- **Short problem**: Look through the records below and collect all lines that hold the string "ylabel".

- **Records**:
— Start —
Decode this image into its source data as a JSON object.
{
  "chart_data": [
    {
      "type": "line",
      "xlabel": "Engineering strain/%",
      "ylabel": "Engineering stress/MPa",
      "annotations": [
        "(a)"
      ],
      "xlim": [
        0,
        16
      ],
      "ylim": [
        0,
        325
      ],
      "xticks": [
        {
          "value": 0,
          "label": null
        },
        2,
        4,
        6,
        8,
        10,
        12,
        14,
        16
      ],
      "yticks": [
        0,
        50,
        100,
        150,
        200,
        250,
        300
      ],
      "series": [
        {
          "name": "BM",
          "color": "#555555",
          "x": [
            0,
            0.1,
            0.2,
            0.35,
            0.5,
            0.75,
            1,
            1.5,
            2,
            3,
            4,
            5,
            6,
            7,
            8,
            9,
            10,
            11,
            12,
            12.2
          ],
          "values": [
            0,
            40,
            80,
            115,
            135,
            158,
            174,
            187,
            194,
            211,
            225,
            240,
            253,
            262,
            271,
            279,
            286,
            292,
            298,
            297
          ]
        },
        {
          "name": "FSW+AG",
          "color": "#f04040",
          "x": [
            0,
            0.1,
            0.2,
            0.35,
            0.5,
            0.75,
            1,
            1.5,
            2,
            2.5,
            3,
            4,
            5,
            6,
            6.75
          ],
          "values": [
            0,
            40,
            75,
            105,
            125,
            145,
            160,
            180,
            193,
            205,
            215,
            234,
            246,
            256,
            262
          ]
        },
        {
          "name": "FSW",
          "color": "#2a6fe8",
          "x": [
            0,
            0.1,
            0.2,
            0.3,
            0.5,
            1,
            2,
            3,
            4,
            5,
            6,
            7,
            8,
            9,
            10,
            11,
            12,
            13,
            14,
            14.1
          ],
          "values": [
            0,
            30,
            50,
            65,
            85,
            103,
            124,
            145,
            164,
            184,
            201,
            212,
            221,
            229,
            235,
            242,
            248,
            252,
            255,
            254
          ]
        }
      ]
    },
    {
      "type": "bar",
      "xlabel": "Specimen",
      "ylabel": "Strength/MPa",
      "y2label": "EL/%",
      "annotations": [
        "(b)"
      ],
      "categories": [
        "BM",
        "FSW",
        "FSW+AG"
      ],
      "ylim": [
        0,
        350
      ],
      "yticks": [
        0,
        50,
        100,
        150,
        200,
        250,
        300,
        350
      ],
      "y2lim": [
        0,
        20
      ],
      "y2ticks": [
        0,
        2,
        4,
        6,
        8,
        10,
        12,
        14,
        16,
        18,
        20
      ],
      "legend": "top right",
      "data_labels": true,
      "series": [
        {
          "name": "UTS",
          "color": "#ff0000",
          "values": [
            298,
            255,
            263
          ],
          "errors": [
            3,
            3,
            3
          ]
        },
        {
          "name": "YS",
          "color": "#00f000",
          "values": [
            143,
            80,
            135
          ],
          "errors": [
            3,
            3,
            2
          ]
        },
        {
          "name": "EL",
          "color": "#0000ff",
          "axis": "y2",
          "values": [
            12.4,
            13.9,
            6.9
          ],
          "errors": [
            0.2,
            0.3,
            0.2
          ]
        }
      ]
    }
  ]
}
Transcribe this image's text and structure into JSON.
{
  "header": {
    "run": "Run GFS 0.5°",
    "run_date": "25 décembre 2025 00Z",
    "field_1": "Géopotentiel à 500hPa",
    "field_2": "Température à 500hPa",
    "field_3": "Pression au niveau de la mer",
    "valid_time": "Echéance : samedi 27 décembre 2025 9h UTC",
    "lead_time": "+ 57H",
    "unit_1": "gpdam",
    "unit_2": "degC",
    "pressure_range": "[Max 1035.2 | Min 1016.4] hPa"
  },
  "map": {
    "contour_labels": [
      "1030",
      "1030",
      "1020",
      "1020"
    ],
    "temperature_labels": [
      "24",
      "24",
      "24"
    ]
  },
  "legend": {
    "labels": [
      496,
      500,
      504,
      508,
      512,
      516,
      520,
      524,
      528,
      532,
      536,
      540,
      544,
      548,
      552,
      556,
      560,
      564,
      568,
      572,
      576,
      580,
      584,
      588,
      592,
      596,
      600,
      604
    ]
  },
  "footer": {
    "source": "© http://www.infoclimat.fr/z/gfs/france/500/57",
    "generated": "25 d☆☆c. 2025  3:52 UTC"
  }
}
— End —
- **Solution to the exercise**:
      "ylabel": "Engineering stress/MPa",
      "ylabel": "Strength/MPa",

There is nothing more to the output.